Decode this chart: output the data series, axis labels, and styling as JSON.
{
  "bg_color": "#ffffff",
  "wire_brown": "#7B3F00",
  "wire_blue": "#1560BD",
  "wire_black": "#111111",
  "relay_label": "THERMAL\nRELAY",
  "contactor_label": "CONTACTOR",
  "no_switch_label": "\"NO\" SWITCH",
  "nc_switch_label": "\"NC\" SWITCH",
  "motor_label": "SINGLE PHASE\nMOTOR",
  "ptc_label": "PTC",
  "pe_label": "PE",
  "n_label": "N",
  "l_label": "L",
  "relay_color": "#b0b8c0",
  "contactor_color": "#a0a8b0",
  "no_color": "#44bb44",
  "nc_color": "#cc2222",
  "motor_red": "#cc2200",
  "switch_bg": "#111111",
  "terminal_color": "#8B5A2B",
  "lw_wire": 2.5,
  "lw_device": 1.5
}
:::
# [WRITTEN TASK]
Restate every record exactly, leaving nothing out.

# [TASK RESPONSE]
Decode this chart: output the data series, axis labels, and styling as JSON.
{
  "bg_color": "#ffffff",
  "wire_brown": "#7B3F00",
  "wire_blue": "#1560BD",
  "wire_black": "#111111",
  "relay_label": "THERMAL\nRELAY",
  "contactor_label": "CONTACTOR",
  "no_switch_label": "\"NO\" SWITCH",
  "nc_switch_label": "\"NC\" SWITCH",
  "motor_label": "SINGLE PHASE\nMOTOR",
  "ptc_label": "PTC",
  "pe_label": "PE",
  "n_label": "N",
  "l_label": "L",
  "relay_color": "#b0b8c0",
  "contactor_color": "#a0a8b0",
  "no_color": "#44bb44",
  "nc_color": "#cc2222",
  "motor_red": "#cc2200",
  "switch_bg": "#111111",
  "terminal_color": "#8B5A2B",
  "lw_wire": 2.5,
  "lw_device": 1.5
}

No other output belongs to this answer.